* [Given task]
All of the data below must be repeated exactly.

Start of Input data

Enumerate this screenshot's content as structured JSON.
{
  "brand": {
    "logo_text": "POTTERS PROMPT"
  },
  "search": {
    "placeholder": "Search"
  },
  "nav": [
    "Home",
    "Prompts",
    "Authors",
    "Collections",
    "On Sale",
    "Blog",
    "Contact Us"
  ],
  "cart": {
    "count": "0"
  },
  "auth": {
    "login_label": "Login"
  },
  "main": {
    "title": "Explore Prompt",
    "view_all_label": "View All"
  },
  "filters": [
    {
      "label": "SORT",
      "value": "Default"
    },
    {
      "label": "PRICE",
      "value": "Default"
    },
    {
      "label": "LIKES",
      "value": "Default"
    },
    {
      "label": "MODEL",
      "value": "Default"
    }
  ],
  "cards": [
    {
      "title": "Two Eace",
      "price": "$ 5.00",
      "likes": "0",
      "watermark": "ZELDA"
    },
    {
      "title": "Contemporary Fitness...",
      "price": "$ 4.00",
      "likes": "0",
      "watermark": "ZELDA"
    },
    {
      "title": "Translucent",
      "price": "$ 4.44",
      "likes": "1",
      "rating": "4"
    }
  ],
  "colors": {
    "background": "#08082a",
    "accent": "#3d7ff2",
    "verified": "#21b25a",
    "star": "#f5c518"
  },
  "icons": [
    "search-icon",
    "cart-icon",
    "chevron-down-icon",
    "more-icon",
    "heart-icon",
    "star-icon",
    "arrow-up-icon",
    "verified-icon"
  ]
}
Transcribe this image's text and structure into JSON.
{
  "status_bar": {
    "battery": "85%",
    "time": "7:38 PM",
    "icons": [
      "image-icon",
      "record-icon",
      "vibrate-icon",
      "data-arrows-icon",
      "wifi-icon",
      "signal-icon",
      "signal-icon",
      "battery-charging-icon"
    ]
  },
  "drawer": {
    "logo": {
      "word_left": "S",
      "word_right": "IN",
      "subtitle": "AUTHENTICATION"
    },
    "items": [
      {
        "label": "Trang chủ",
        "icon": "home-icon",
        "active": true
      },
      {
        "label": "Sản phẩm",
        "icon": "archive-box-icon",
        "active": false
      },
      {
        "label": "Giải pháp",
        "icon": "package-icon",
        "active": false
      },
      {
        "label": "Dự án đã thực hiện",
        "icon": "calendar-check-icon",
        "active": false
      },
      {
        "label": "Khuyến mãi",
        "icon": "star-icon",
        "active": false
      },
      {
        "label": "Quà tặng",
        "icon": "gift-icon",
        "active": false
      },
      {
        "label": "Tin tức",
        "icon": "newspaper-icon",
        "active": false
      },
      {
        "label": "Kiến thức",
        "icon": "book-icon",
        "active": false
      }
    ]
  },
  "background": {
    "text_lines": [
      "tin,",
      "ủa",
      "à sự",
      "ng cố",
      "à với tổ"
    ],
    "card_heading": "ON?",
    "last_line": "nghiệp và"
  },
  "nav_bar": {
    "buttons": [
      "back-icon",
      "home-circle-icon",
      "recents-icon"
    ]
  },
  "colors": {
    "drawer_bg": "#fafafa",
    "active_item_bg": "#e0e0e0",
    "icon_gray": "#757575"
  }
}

End of Input data

* [Answer for the task]
Enumerate this screenshot's content as structured JSON.
{
  "brand": {
    "logo_text": "POTTERS PROMPT"
  },
  "search": {
    "placeholder": "Search"
  },
  "nav": [
    "Home",
    "Prompts",
    "Authors",
    "Collections",
    "On Sale",
    "Blog",
    "Contact Us"
  ],
  "cart": {
    "count": "0"
  },
  "auth": {
    "login_label": "Login"
  },
  "main": {
    "title": "Explore Prompt",
    "view_all_label": "View All"
  },
  "filters": [
    {
      "label": "SORT",
      "value": "Default"
    },
    {
      "label": "PRICE",
      "value": "Default"
    },
    {
      "label": "LIKES",
      "value": "Default"
    },
    {
      "label": "MODEL",
      "value": "Default"
    }
  ],
  "cards": [
    {
      "title": "Two Eace",
      "price": "$ 5.00",
      "likes": "0",
      "watermark": "ZELDA"
    },
    {
      "title": "Contemporary Fitness...",
      "price": "$ 4.00",
      "likes": "0",
      "watermark": "ZELDA"
    },
    {
      "title": "Translucent",
      "price": "$ 4.44",
      "likes": "1",
      "rating": "4"
    }
  ],
  "colors": {
    "background": "#08082a",
    "accent": "#3d7ff2",
    "verified": "#21b25a",
    "star": "#f5c518"
  },
  "icons": [
    "search-icon",
    "cart-icon",
    "chevron-down-icon",
    "more-icon",
    "heart-icon",
    "star-icon",
    "arrow-up-icon",
    "verified-icon"
  ]
}
Transcribe this image's text and structure into JSON.
{
  "status_bar": {
    "battery": "85%",
    "time": "7:38 PM",
    "icons": [
      "image-icon",
      "record-icon",
      "vibrate-icon",
      "data-arrows-icon",
      "wifi-icon",
      "signal-icon",
      "signal-icon",
      "battery-charging-icon"
    ]
  },
  "drawer": {
    "logo": {
      "word_left": "S",
      "word_right": "IN",
      "subtitle": "AUTHENTICATION"
    },
    "items": [
      {
        "label": "Trang chủ",
        "icon": "home-icon",
        "active": true
      },
      {
        "label": "Sản phẩm",
        "icon": "archive-box-icon",
        "active": false
      },
      {
        "label": "Giải pháp",
        "icon": "package-icon",
        "active": false
      },
      {
        "label": "Dự án đã thực hiện",
        "icon": "calendar-check-icon",
        "active": false
      },
      {
        "label": "Khuyến mãi",
        "icon": "star-icon",
        "active": false
      },
      {
        "label": "Quà tặng",
        "icon": "gift-icon",
        "active": false
      },
      {
        "label": "Tin tức",
        "icon": "newspaper-icon",
        "active": false
      },
      {
        "label": "Kiến thức",
        "icon": "book-icon",
        "active": false
      }
    ]
  },
  "background": {
    "text_lines": [
      "tin,",
      "ủa",
      "à sự",
      "ng cố",
      "à với tổ"
    ],
    "card_heading": "ON?",
    "last_line": "nghiệp và"
  },
  "nav_bar": {
    "buttons": [
      "back-icon",
      "home-circle-icon",
      "recents-icon"
    ]
  },
  "colors": {
    "drawer_bg": "#fafafa",
    "active_item_bg": "#e0e0e0",
    "icon_gray": "#757575"
  }
}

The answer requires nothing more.